## Start DATASET RECORDS

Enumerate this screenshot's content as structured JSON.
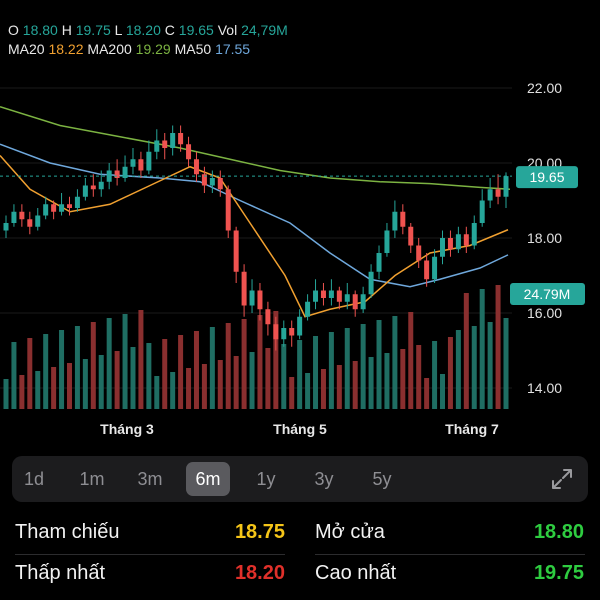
{
  "ohlc": {
    "o_label": "O",
    "o_value": "18.80",
    "h_label": "H",
    "h_value": "19.75",
    "l_label": "L",
    "l_value": "18.20",
    "c_label": "C",
    "c_value": "19.65",
    "vol_label": "Vol",
    "vol_value": "24,79M"
  },
  "ma": {
    "ma20_label": "MA20",
    "ma20_value": "18.22",
    "ma200_label": "MA200",
    "ma200_value": "19.29",
    "ma50_label": "MA50",
    "ma50_value": "17.55"
  },
  "colors": {
    "up": "#26a69a",
    "down": "#ef5350",
    "ma20": "#f0a030",
    "ma200": "#7cb342",
    "ma50": "#6fa8dc",
    "price_tag": "#26a69a",
    "vol_up": "#1f6e63",
    "vol_down": "#8a2f2f"
  },
  "chart_data": {
    "type": "candlestick",
    "y_ticks": [
      "22.00",
      "20.00",
      "18.00",
      "16.00",
      "14.00"
    ],
    "ylim": [
      13.5,
      22.5
    ],
    "x_ticks": [
      "Tháng 3",
      "Tháng 5",
      "Tháng 7"
    ],
    "current_price": "19.65",
    "current_volume": "24.79M",
    "candles": [
      [
        18.2,
        18.4,
        18.0,
        18.6
      ],
      [
        18.4,
        18.7,
        18.3,
        18.9
      ],
      [
        18.7,
        18.5,
        18.3,
        18.9
      ],
      [
        18.5,
        18.3,
        18.1,
        18.7
      ],
      [
        18.3,
        18.6,
        18.2,
        18.8
      ],
      [
        18.6,
        18.9,
        18.5,
        19.1
      ],
      [
        18.9,
        18.7,
        18.5,
        19.0
      ],
      [
        18.7,
        18.9,
        18.6,
        19.2
      ],
      [
        18.9,
        18.8,
        18.6,
        19.1
      ],
      [
        18.8,
        19.1,
        18.7,
        19.3
      ],
      [
        19.1,
        19.4,
        19.0,
        19.6
      ],
      [
        19.4,
        19.3,
        19.1,
        19.7
      ],
      [
        19.3,
        19.5,
        19.1,
        19.8
      ],
      [
        19.5,
        19.8,
        19.3,
        20.0
      ],
      [
        19.8,
        19.6,
        19.4,
        20.1
      ],
      [
        19.6,
        19.9,
        19.5,
        20.2
      ],
      [
        19.9,
        20.1,
        19.7,
        20.4
      ],
      [
        20.1,
        19.8,
        19.6,
        20.3
      ],
      [
        19.8,
        20.3,
        19.7,
        20.6
      ],
      [
        20.3,
        20.6,
        20.1,
        20.9
      ],
      [
        20.6,
        20.4,
        20.1,
        20.8
      ],
      [
        20.4,
        20.8,
        20.2,
        21.0
      ],
      [
        20.8,
        20.5,
        20.3,
        21.0
      ],
      [
        20.5,
        20.1,
        19.9,
        20.7
      ],
      [
        20.1,
        19.7,
        19.5,
        20.3
      ],
      [
        19.7,
        19.4,
        19.2,
        19.9
      ],
      [
        19.4,
        19.6,
        19.2,
        19.8
      ],
      [
        19.6,
        19.3,
        19.1,
        19.8
      ],
      [
        19.3,
        18.2,
        18.0,
        19.4
      ],
      [
        18.2,
        17.1,
        16.8,
        18.3
      ],
      [
        17.1,
        16.2,
        15.9,
        17.3
      ],
      [
        16.2,
        16.6,
        16.0,
        16.9
      ],
      [
        16.6,
        16.1,
        15.8,
        16.8
      ],
      [
        16.1,
        15.7,
        15.4,
        16.3
      ],
      [
        15.7,
        15.3,
        15.0,
        15.9
      ],
      [
        15.3,
        15.6,
        15.1,
        15.8
      ],
      [
        15.6,
        15.4,
        15.1,
        15.8
      ],
      [
        15.4,
        15.9,
        15.3,
        16.1
      ],
      [
        15.9,
        16.3,
        15.8,
        16.5
      ],
      [
        16.3,
        16.6,
        16.1,
        16.9
      ],
      [
        16.6,
        16.4,
        16.2,
        16.8
      ],
      [
        16.4,
        16.6,
        16.2,
        16.9
      ],
      [
        16.6,
        16.3,
        16.1,
        16.7
      ],
      [
        16.3,
        16.5,
        16.1,
        16.8
      ],
      [
        16.5,
        16.1,
        15.9,
        16.6
      ],
      [
        16.1,
        16.5,
        16.0,
        16.7
      ],
      [
        16.5,
        17.1,
        16.4,
        17.3
      ],
      [
        17.1,
        17.6,
        16.9,
        17.8
      ],
      [
        17.6,
        18.2,
        17.5,
        18.4
      ],
      [
        18.2,
        18.7,
        18.0,
        19.0
      ],
      [
        18.7,
        18.3,
        18.1,
        18.9
      ],
      [
        18.3,
        17.8,
        17.6,
        18.4
      ],
      [
        17.8,
        17.4,
        17.2,
        18.0
      ],
      [
        17.4,
        16.9,
        16.7,
        17.6
      ],
      [
        16.9,
        17.5,
        16.8,
        17.7
      ],
      [
        17.5,
        18.0,
        17.3,
        18.2
      ],
      [
        18.0,
        17.7,
        17.5,
        18.2
      ],
      [
        17.7,
        18.1,
        17.6,
        18.3
      ],
      [
        18.1,
        17.8,
        17.6,
        18.3
      ],
      [
        17.8,
        18.4,
        17.7,
        18.6
      ],
      [
        18.4,
        19.0,
        18.3,
        19.3
      ],
      [
        19.0,
        19.3,
        18.8,
        19.6
      ],
      [
        19.3,
        19.1,
        18.9,
        19.7
      ],
      [
        19.1,
        19.65,
        18.8,
        19.75
      ]
    ]
  },
  "timeframes": {
    "items": [
      "1d",
      "1m",
      "3m",
      "6m",
      "1y",
      "3y",
      "5y"
    ],
    "active": "6m"
  },
  "stats": {
    "ref_label": "Tham chiếu",
    "ref_value": "18.75",
    "open_label": "Mở cửa",
    "open_value": "18.80",
    "low_label": "Thấp nhất",
    "low_value": "18.20",
    "high_label": "Cao nhất",
    "high_value": "19.75"
  }
}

## End DATASET RECORDS

WHAT YOU ARE ASKED TO DO -> Print the complete listing exactly, apart from any pictures.

ANSWER TO THE PROBLEM ->
Enumerate this screenshot's content as structured JSON.
{
  "ohlc": {
    "o_label": "O",
    "o_value": "18.80",
    "h_label": "H",
    "h_value": "19.75",
    "l_label": "L",
    "l_value": "18.20",
    "c_label": "C",
    "c_value": "19.65",
    "vol_label": "Vol",
    "vol_value": "24,79M"
  },
  "ma": {
    "ma20_label": "MA20",
    "ma20_value": "18.22",
    "ma200_label": "MA200",
    "ma200_value": "19.29",
    "ma50_label": "MA50",
    "ma50_value": "17.55"
  },
  "colors": {
    "up": "#26a69a",
    "down": "#ef5350",
    "ma20": "#f0a030",
    "ma200": "#7cb342",
    "ma50": "#6fa8dc",
    "price_tag": "#26a69a",
    "vol_up": "#1f6e63",
    "vol_down": "#8a2f2f"
  },
  "chart_data": {
    "type": "candlestick",
    "y_ticks": [
      "22.00",
      "20.00",
      "18.00",
      "16.00",
      "14.00"
    ],
    "ylim": [
      13.5,
      22.5
    ],
    "x_ticks": [
      "Tháng 3",
      "Tháng 5",
      "Tháng 7"
    ],
    "current_price": "19.65",
    "current_volume": "24.79M",
    "candles": [
      [
        18.2,
        18.4,
        18.0,
        18.6
      ],
      [
        18.4,
        18.7,
        18.3,
        18.9
      ],
      [
        18.7,
        18.5,
        18.3,
        18.9
      ],
      [
        18.5,
        18.3,
        18.1,
        18.7
      ],
      [
        18.3,
        18.6,
        18.2,
        18.8
      ],
      [
        18.6,
        18.9,
        18.5,
        19.1
      ],
      [
        18.9,
        18.7,
        18.5,
        19.0
      ],
      [
        18.7,
        18.9,
        18.6,
        19.2
      ],
      [
        18.9,
        18.8,
        18.6,
        19.1
      ],
      [
        18.8,
        19.1,
        18.7,
        19.3
      ],
      [
        19.1,
        19.4,
        19.0,
        19.6
      ],
      [
        19.4,
        19.3,
        19.1,
        19.7
      ],
      [
        19.3,
        19.5,
        19.1,
        19.8
      ],
      [
        19.5,
        19.8,
        19.3,
        20.0
      ],
      [
        19.8,
        19.6,
        19.4,
        20.1
      ],
      [
        19.6,
        19.9,
        19.5,
        20.2
      ],
      [
        19.9,
        20.1,
        19.7,
        20.4
      ],
      [
        20.1,
        19.8,
        19.6,
        20.3
      ],
      [
        19.8,
        20.3,
        19.7,
        20.6
      ],
      [
        20.3,
        20.6,
        20.1,
        20.9
      ],
      [
        20.6,
        20.4,
        20.1,
        20.8
      ],
      [
        20.4,
        20.8,
        20.2,
        21.0
      ],
      [
        20.8,
        20.5,
        20.3,
        21.0
      ],
      [
        20.5,
        20.1,
        19.9,
        20.7
      ],
      [
        20.1,
        19.7,
        19.5,
        20.3
      ],
      [
        19.7,
        19.4,
        19.2,
        19.9
      ],
      [
        19.4,
        19.6,
        19.2,
        19.8
      ],
      [
        19.6,
        19.3,
        19.1,
        19.8
      ],
      [
        19.3,
        18.2,
        18.0,
        19.4
      ],
      [
        18.2,
        17.1,
        16.8,
        18.3
      ],
      [
        17.1,
        16.2,
        15.9,
        17.3
      ],
      [
        16.2,
        16.6,
        16.0,
        16.9
      ],
      [
        16.6,
        16.1,
        15.8,
        16.8
      ],
      [
        16.1,
        15.7,
        15.4,
        16.3
      ],
      [
        15.7,
        15.3,
        15.0,
        15.9
      ],
      [
        15.3,
        15.6,
        15.1,
        15.8
      ],
      [
        15.6,
        15.4,
        15.1,
        15.8
      ],
      [
        15.4,
        15.9,
        15.3,
        16.1
      ],
      [
        15.9,
        16.3,
        15.8,
        16.5
      ],
      [
        16.3,
        16.6,
        16.1,
        16.9
      ],
      [
        16.6,
        16.4,
        16.2,
        16.8
      ],
      [
        16.4,
        16.6,
        16.2,
        16.9
      ],
      [
        16.6,
        16.3,
        16.1,
        16.7
      ],
      [
        16.3,
        16.5,
        16.1,
        16.8
      ],
      [
        16.5,
        16.1,
        15.9,
        16.6
      ],
      [
        16.1,
        16.5,
        16.0,
        16.7
      ],
      [
        16.5,
        17.1,
        16.4,
        17.3
      ],
      [
        17.1,
        17.6,
        16.9,
        17.8
      ],
      [
        17.6,
        18.2,
        17.5,
        18.4
      ],
      [
        18.2,
        18.7,
        18.0,
        19.0
      ],
      [
        18.7,
        18.3,
        18.1,
        18.9
      ],
      [
        18.3,
        17.8,
        17.6,
        18.4
      ],
      [
        17.8,
        17.4,
        17.2,
        18.0
      ],
      [
        17.4,
        16.9,
        16.7,
        17.6
      ],
      [
        16.9,
        17.5,
        16.8,
        17.7
      ],
      [
        17.5,
        18.0,
        17.3,
        18.2
      ],
      [
        18.0,
        17.7,
        17.5,
        18.2
      ],
      [
        17.7,
        18.1,
        17.6,
        18.3
      ],
      [
        18.1,
        17.8,
        17.6,
        18.3
      ],
      [
        17.8,
        18.4,
        17.7,
        18.6
      ],
      [
        18.4,
        19.0,
        18.3,
        19.3
      ],
      [
        19.0,
        19.3,
        18.8,
        19.6
      ],
      [
        19.3,
        19.1,
        18.9,
        19.7
      ],
      [
        19.1,
        19.65,
        18.8,
        19.75
      ]
    ]
  },
  "timeframes": {
    "items": [
      "1d",
      "1m",
      "3m",
      "6m",
      "1y",
      "3y",
      "5y"
    ],
    "active": "6m"
  },
  "stats": {
    "ref_label": "Tham chiếu",
    "ref_value": "18.75",
    "open_label": "Mở cửa",
    "open_value": "18.80",
    "low_label": "Thấp nhất",
    "low_value": "18.20",
    "high_label": "Cao nhất",
    "high_value": "19.75"
  }
}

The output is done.